Exercise - All of the lines below are to be transcribed faithfully, with pictures excluded from the copy.

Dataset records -
— start —
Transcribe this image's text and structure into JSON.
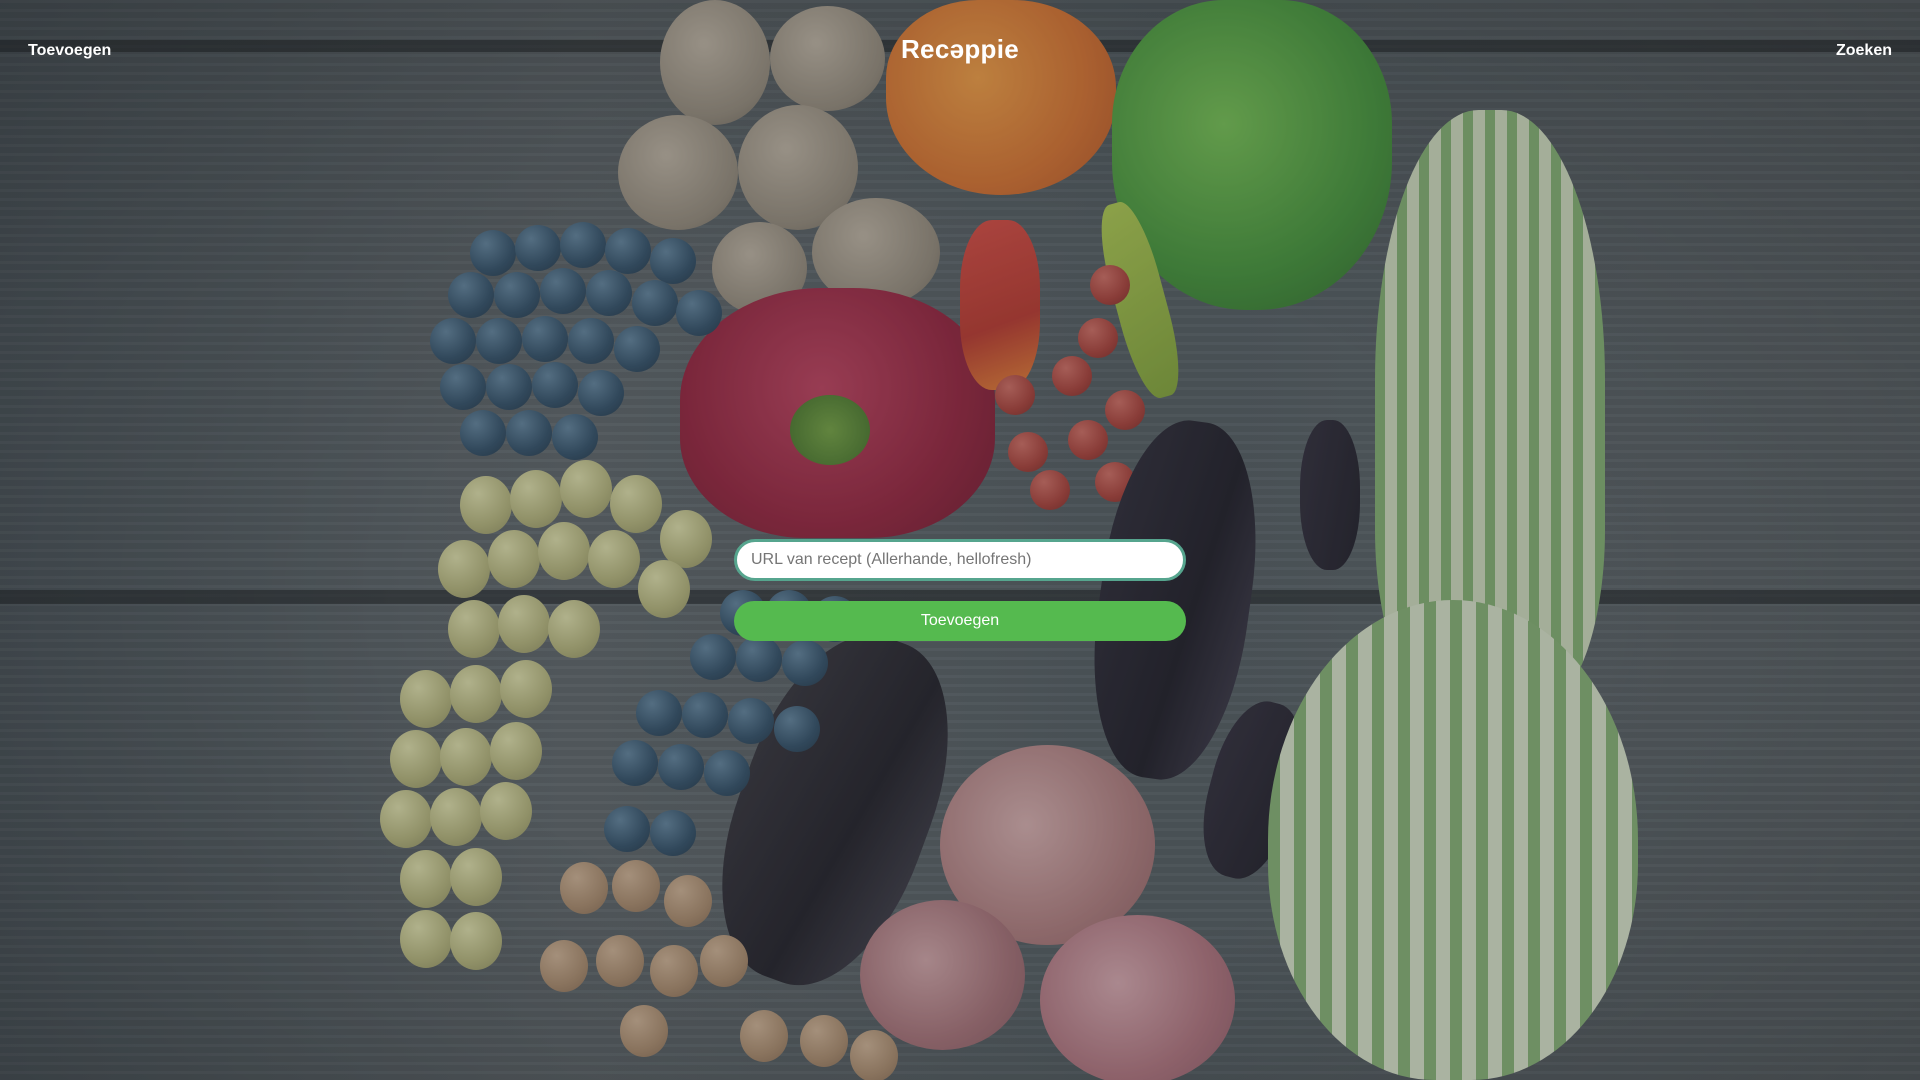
{
  "header": {
    "left_link": "Toevoegen",
    "brand": "Recəppie",
    "right_link": "Zoeken"
  },
  "form": {
    "url_placeholder": "URL van recept (Allerhande, hellofresh)",
    "url_value": "",
    "submit_label": "Toevoegen"
  },
  "colors": {
    "accent_button": "#55ba4f",
    "input_border": "#56a58e",
    "header_text": "#ffffff"
  },
  "background": {
    "image": "vegetables-on-wooden-table"
  }
}
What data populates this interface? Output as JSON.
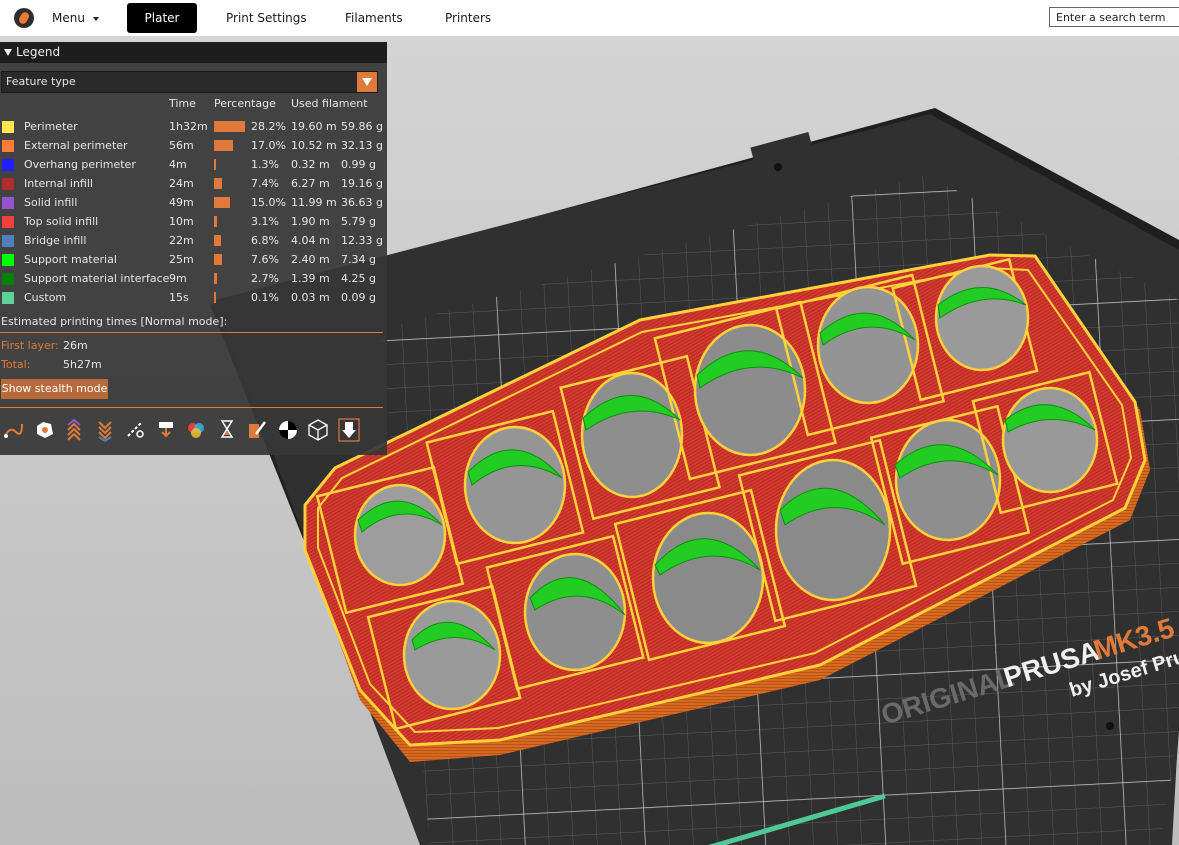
{
  "topbar": {
    "menu_label": "Menu",
    "tabs": [
      {
        "label": "Plater",
        "active": true
      },
      {
        "label": "Print Settings",
        "active": false
      },
      {
        "label": "Filaments",
        "active": false
      },
      {
        "label": "Printers",
        "active": false
      }
    ],
    "search_placeholder": "Enter a search term"
  },
  "legend": {
    "title": "Legend",
    "view_type": "Feature type",
    "columns": {
      "time": "Time",
      "percentage": "Percentage",
      "used_filament": "Used filament"
    },
    "rows": [
      {
        "name": "Perimeter",
        "color": "#ffe64d",
        "time": "1h32m",
        "pct": 28.2,
        "pct_label": "28.2%",
        "length": "19.60 m",
        "weight": "59.86 g"
      },
      {
        "name": "External perimeter",
        "color": "#ff7d38",
        "time": "56m",
        "pct": 17.0,
        "pct_label": "17.0%",
        "length": "10.52 m",
        "weight": "32.13 g"
      },
      {
        "name": "Overhang perimeter",
        "color": "#1f1fff",
        "time": "4m",
        "pct": 1.3,
        "pct_label": "1.3%",
        "length": "0.32 m",
        "weight": "0.99 g"
      },
      {
        "name": "Internal infill",
        "color": "#b03029",
        "time": "24m",
        "pct": 7.4,
        "pct_label": "7.4%",
        "length": "6.27 m",
        "weight": "19.16 g"
      },
      {
        "name": "Solid infill",
        "color": "#9654cc",
        "time": "49m",
        "pct": 15.0,
        "pct_label": "15.0%",
        "length": "11.99 m",
        "weight": "36.63 g"
      },
      {
        "name": "Top solid infill",
        "color": "#f04040",
        "time": "10m",
        "pct": 3.1,
        "pct_label": "3.1%",
        "length": "1.90 m",
        "weight": "5.79 g"
      },
      {
        "name": "Bridge infill",
        "color": "#4d80ba",
        "time": "22m",
        "pct": 6.8,
        "pct_label": "6.8%",
        "length": "4.04 m",
        "weight": "12.33 g"
      },
      {
        "name": "Support material",
        "color": "#00ff00",
        "time": "25m",
        "pct": 7.6,
        "pct_label": "7.6%",
        "length": "2.40 m",
        "weight": "7.34 g"
      },
      {
        "name": "Support material interface",
        "color": "#008000",
        "time": "9m",
        "pct": 2.7,
        "pct_label": "2.7%",
        "length": "1.39 m",
        "weight": "4.25 g"
      },
      {
        "name": "Custom",
        "color": "#5ed194",
        "time": "15s",
        "pct": 0.1,
        "pct_label": "0.1%",
        "length": "0.03 m",
        "weight": "0.09 g"
      }
    ],
    "estimated_label": "Estimated printing times [Normal mode]:",
    "first_layer_label": "First layer:",
    "first_layer_value": "26m",
    "total_label": "Total:",
    "total_value": "5h27m",
    "stealth_button": "Show stealth mode",
    "toolbar_icons": [
      "travel-icon",
      "wipe-icon",
      "retractions-icon",
      "deretractions-icon",
      "seams-icon",
      "tool-changes-icon",
      "color-changes-icon",
      "pause-icon",
      "custom-gcode-icon",
      "center-of-gravity-icon",
      "shells-icon",
      "tool-marker-icon"
    ]
  },
  "bed": {
    "brand_line1": "ORIGINAL",
    "brand_line2": "PRUSA",
    "brand_model": "MK3.5",
    "brand_by": "by Josef Prusa"
  },
  "colors": {
    "accent": "#e07a3a",
    "panel_bg": "#373737",
    "model_infill": "#d43a2f",
    "model_perimeter": "#ffe64d",
    "model_outer": "#d86a20",
    "support": "#22cc22"
  }
}
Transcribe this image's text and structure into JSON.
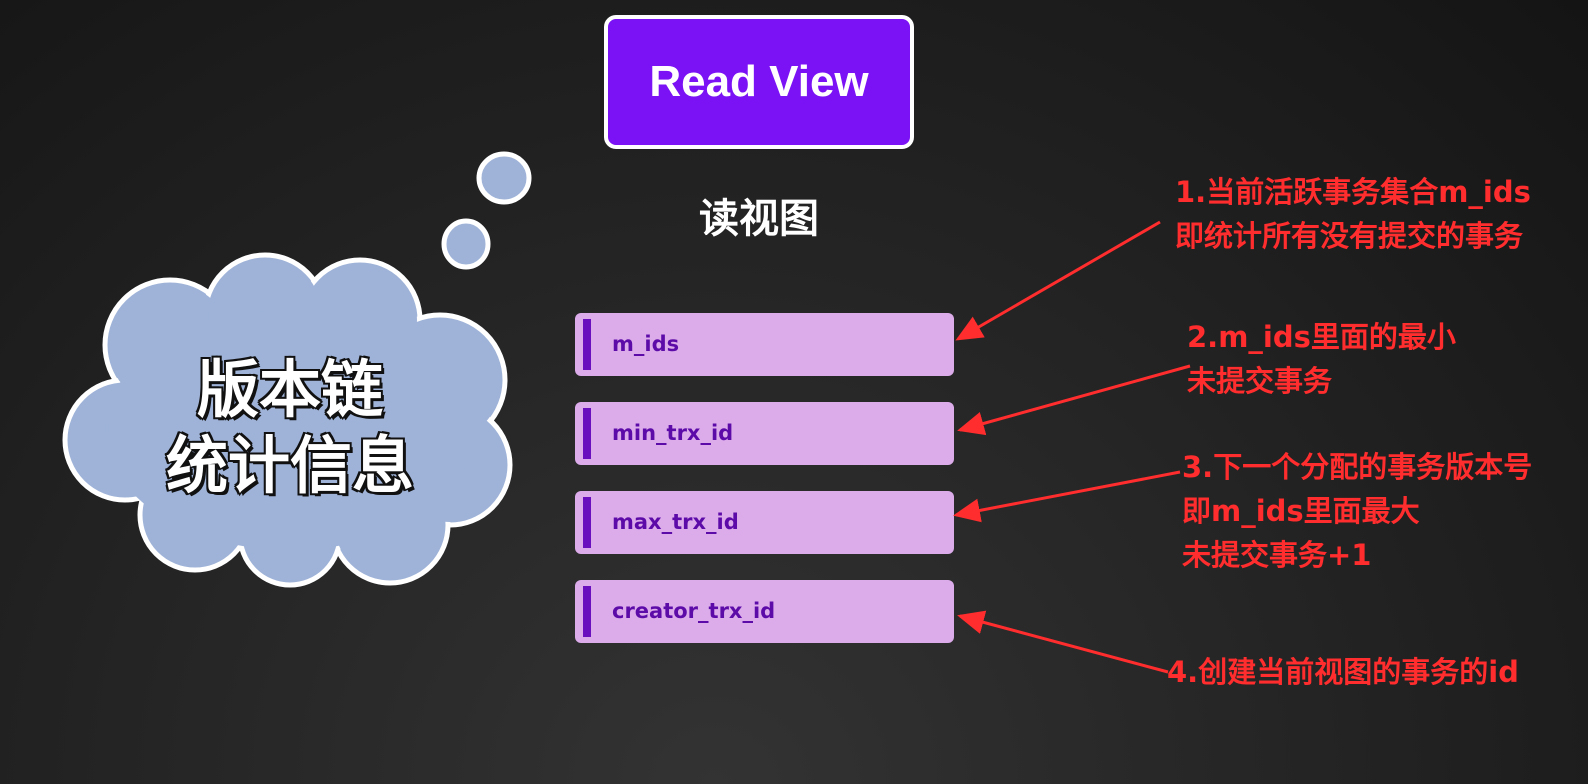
{
  "header": {
    "title": "Read View",
    "subtitle": "读视图"
  },
  "cloud": {
    "lines": [
      "版本链",
      "统计信息"
    ]
  },
  "fields": [
    "m_ids",
    "min_trx_id",
    "max_trx_id",
    "creator_trx_id"
  ],
  "annotations": [
    {
      "lines": [
        "1.当前活跃事务集合m_ids",
        "即统计所有没有提交的事务"
      ]
    },
    {
      "lines": [
        "2.m_ids里面的最小",
        "未提交事务"
      ]
    },
    {
      "lines": [
        "3.下一个分配的事务版本号",
        "即m_ids里面最大",
        "未提交事务+1"
      ]
    },
    {
      "lines": [
        "4.创建当前视图的事务的id"
      ]
    }
  ],
  "colors": {
    "title_bg": "#7b12f5",
    "field_bg": "#dcacea",
    "field_text": "#5d0ba8",
    "annotation": "#ff2d2d",
    "cloud": "#9fb3d8"
  }
}
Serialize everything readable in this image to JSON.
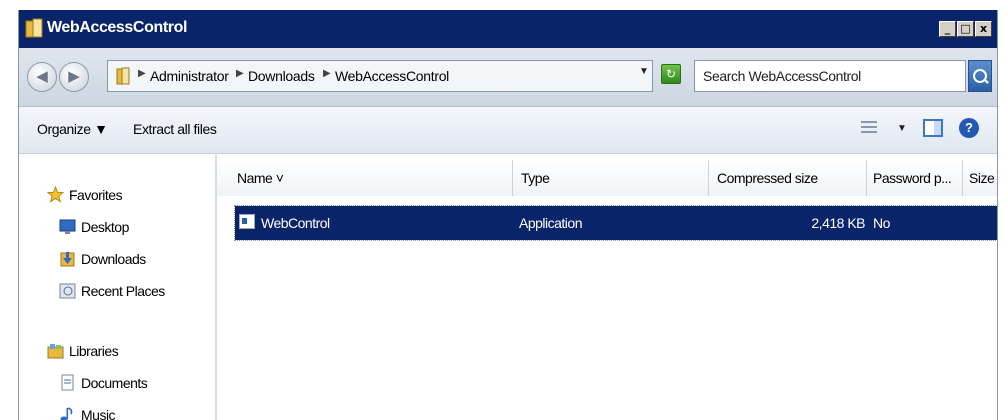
{
  "window": {
    "title": "WebAccessControl",
    "controls": {
      "minimize": "_",
      "maximize": "□",
      "close": "x"
    }
  },
  "address": {
    "breadcrumbs": [
      "Administrator",
      "Downloads",
      "WebAccessControl"
    ],
    "search_placeholder": "Search WebAccessControl"
  },
  "toolbar": {
    "organize_label": "Organize",
    "extract_label": "Extract all files",
    "help_label": "?"
  },
  "sidebar": {
    "favorites": {
      "label": "Favorites",
      "items": [
        "Desktop",
        "Downloads",
        "Recent Places"
      ]
    },
    "libraries": {
      "label": "Libraries",
      "items": [
        "Documents",
        "Music"
      ]
    }
  },
  "file_list": {
    "columns": [
      "Name",
      "Type",
      "Compressed size",
      "Password p...",
      "Size"
    ],
    "rows": [
      {
        "name": "WebControl",
        "type": "Application",
        "compressed_size": "2,418 KB",
        "password_protected": "No"
      }
    ]
  },
  "colors": {
    "titlebar": "#0a246a",
    "selection": "#0a246a",
    "folder": "#e8b93c"
  },
  "icons": [
    "folder-icon",
    "back-icon",
    "forward-icon",
    "refresh-icon",
    "search-icon",
    "view-options-icon",
    "preview-pane-icon",
    "help-icon",
    "star-icon",
    "desktop-icon",
    "downloads-icon",
    "recent-places-icon",
    "libraries-icon",
    "documents-icon",
    "music-icon",
    "application-icon"
  ]
}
— end —
Answer in full -
Transcribe this image's text and structure into JSON.
{
  "header": {
    "left_link": "Toevoegen",
    "brand": "Recəppie",
    "right_link": "Zoeken"
  },
  "form": {
    "url_placeholder": "URL van recept (Allerhande, hellofresh)",
    "url_value": "",
    "submit_label": "Toevoegen"
  },
  "colors": {
    "accent_button": "#55ba4f",
    "input_border": "#56a58e",
    "header_text": "#ffffff"
  },
  "background": {
    "image": "vegetables-on-wooden-table"
  }
}
What data populates this interface? Output as JSON.
{
  "topbar": {
    "menu_label": "Menu",
    "tabs": [
      {
        "label": "Plater",
        "active": true
      },
      {
        "label": "Print Settings",
        "active": false
      },
      {
        "label": "Filaments",
        "active": false
      },
      {
        "label": "Printers",
        "active": false
      }
    ],
    "search_placeholder": "Enter a search term"
  },
  "legend": {
    "title": "Legend",
    "view_type": "Feature type",
    "columns": {
      "time": "Time",
      "percentage": "Percentage",
      "used_filament": "Used filament"
    },
    "rows": [
      {
        "name": "Perimeter",
        "color": "#ffe64d",
        "time": "1h32m",
        "pct": 28.2,
        "pct_label": "28.2%",
        "length": "19.60 m",
        "weight": "59.86 g"
      },
      {
        "name": "External perimeter",
        "color": "#ff7d38",
        "time": "56m",
        "pct": 17.0,
        "pct_label": "17.0%",
        "length": "10.52 m",
        "weight": "32.13 g"
      },
      {
        "name": "Overhang perimeter",
        "color": "#1f1fff",
        "time": "4m",
        "pct": 1.3,
        "pct_label": "1.3%",
        "length": "0.32 m",
        "weight": "0.99 g"
      },
      {
        "name": "Internal infill",
        "color": "#b03029",
        "time": "24m",
        "pct": 7.4,
        "pct_label": "7.4%",
        "length": "6.27 m",
        "weight": "19.16 g"
      },
      {
        "name": "Solid infill",
        "color": "#9654cc",
        "time": "49m",
        "pct": 15.0,
        "pct_label": "15.0%",
        "length": "11.99 m",
        "weight": "36.63 g"
      },
      {
        "name": "Top solid infill",
        "color": "#f04040",
        "time": "10m",
        "pct": 3.1,
        "pct_label": "3.1%",
        "length": "1.90 m",
        "weight": "5.79 g"
      },
      {
        "name": "Bridge infill",
        "color": "#4d80ba",
        "time": "22m",
        "pct": 6.8,
        "pct_label": "6.8%",
        "length": "4.04 m",
        "weight": "12.33 g"
      },
      {
        "name": "Support material",
        "color": "#00ff00",
        "time": "25m",
        "pct": 7.6,
        "pct_label": "7.6%",
        "length": "2.40 m",
        "weight": "7.34 g"
      },
      {
        "name": "Support material interface",
        "color": "#008000",
        "time": "9m",
        "pct": 2.7,
        "pct_label": "2.7%",
        "length": "1.39 m",
        "weight": "4.25 g"
      },
      {
        "name": "Custom",
        "color": "#5ed194",
        "time": "15s",
        "pct": 0.1,
        "pct_label": "0.1%",
        "length": "0.03 m",
        "weight": "0.09 g"
      }
    ],
    "estimated_label": "Estimated printing times [Normal mode]:",
    "first_layer_label": "First layer:",
    "first_layer_value": "26m",
    "total_label": "Total:",
    "total_value": "5h27m",
    "stealth_button": "Show stealth mode",
    "toolbar_icons": [
      "travel-icon",
      "wipe-icon",
      "retractions-icon",
      "deretractions-icon",
      "seams-icon",
      "tool-changes-icon",
      "color-changes-icon",
      "pause-icon",
      "custom-gcode-icon",
      "center-of-gravity-icon",
      "shells-icon",
      "tool-marker-icon"
    ]
  },
  "bed": {
    "brand_line1": "ORIGINAL",
    "brand_line2": "PRUSA",
    "brand_model": "MK3.5",
    "brand_by": "by Josef Prusa"
  },
  "colors": {
    "accent": "#e07a3a",
    "panel_bg": "#373737",
    "model_infill": "#d43a2f",
    "model_perimeter": "#ffe64d",
    "model_outer": "#d86a20",
    "support": "#22cc22"
  }
}
Transcribe this image's text and structure into JSON.
{
  "header": {
    "title": "Read View",
    "subtitle": "读视图"
  },
  "cloud": {
    "lines": [
      "版本链",
      "统计信息"
    ]
  },
  "fields": [
    "m_ids",
    "min_trx_id",
    "max_trx_id",
    "creator_trx_id"
  ],
  "annotations": [
    {
      "lines": [
        "1.当前活跃事务集合m_ids",
        "即统计所有没有提交的事务"
      ]
    },
    {
      "lines": [
        "2.m_ids里面的最小",
        "未提交事务"
      ]
    },
    {
      "lines": [
        "3.下一个分配的事务版本号",
        "即m_ids里面最大",
        "未提交事务+1"
      ]
    },
    {
      "lines": [
        "4.创建当前视图的事务的id"
      ]
    }
  ],
  "colors": {
    "title_bg": "#7b12f5",
    "field_bg": "#dcacea",
    "field_text": "#5d0ba8",
    "annotation": "#ff2d2d",
    "cloud": "#9fb3d8"
  }
}
Serialize everything readable in this image to JSON.
{
  "window": {
    "title": "WebAccessControl",
    "controls": {
      "minimize": "_",
      "maximize": "□",
      "close": "x"
    }
  },
  "address": {
    "breadcrumbs": [
      "Administrator",
      "Downloads",
      "WebAccessControl"
    ],
    "search_placeholder": "Search WebAccessControl"
  },
  "toolbar": {
    "organize_label": "Organize",
    "extract_label": "Extract all files",
    "help_label": "?"
  },
  "sidebar": {
    "favorites": {
      "label": "Favorites",
      "items": [
        "Desktop",
        "Downloads",
        "Recent Places"
      ]
    },
    "libraries": {
      "label": "Libraries",
      "items": [
        "Documents",
        "Music"
      ]
    }
  },
  "file_list": {
    "columns": [
      "Name",
      "Type",
      "Compressed size",
      "Password p...",
      "Size"
    ],
    "rows": [
      {
        "name": "WebControl",
        "type": "Application",
        "compressed_size": "2,418 KB",
        "password_protected": "No"
      }
    ]
  },
  "colors": {
    "titlebar": "#0a246a",
    "selection": "#0a246a",
    "folder": "#e8b93c"
  },
  "icons": [
    "folder-icon",
    "back-icon",
    "forward-icon",
    "refresh-icon",
    "search-icon",
    "view-options-icon",
    "preview-pane-icon",
    "help-icon",
    "star-icon",
    "desktop-icon",
    "downloads-icon",
    "recent-places-icon",
    "libraries-icon",
    "documents-icon",
    "music-icon",
    "application-icon"
  ]
}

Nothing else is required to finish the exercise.